START

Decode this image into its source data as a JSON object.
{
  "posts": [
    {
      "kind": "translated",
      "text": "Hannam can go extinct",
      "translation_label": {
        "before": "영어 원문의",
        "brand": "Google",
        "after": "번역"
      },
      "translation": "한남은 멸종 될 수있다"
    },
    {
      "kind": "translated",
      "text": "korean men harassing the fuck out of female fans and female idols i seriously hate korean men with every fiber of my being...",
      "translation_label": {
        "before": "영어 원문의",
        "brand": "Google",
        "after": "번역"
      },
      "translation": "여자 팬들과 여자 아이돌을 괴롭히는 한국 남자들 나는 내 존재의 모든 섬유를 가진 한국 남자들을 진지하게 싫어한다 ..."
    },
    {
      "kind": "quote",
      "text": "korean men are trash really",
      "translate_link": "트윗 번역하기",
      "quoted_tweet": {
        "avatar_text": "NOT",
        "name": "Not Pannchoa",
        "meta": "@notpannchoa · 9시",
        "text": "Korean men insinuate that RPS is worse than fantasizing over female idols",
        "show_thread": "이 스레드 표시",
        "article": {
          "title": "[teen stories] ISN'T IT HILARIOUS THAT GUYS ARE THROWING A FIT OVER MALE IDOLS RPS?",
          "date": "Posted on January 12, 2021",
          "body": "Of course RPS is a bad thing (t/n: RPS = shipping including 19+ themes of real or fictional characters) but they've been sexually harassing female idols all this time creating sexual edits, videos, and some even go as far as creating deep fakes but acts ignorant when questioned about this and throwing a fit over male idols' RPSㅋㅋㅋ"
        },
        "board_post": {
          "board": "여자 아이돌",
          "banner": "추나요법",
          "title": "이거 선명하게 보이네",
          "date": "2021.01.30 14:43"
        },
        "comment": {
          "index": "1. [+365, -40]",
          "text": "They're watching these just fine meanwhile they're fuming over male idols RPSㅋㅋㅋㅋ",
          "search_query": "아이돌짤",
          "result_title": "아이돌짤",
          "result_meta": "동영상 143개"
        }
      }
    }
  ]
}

END

▸ PROBLEM REQUIREMENTS
Identify and extract each line of the listing that contains "harassing".

▸ SOLUTION FOR THIS TASK
      "text": "korean men harassing the fuck out of female fans and female idols i seriously hate korean men with every fiber of my being...",
          "body": "Of course RPS is a bad thing (t/n: RPS = shipping including 19+ themes of real or fictional characters) but they've been sexually harassing female idols all this time creating sexual edits, videos, and some even go as far as creating deep fakes but acts ignorant when questioned about this and throwing a fit over male idols' RPSㅋㅋㅋ"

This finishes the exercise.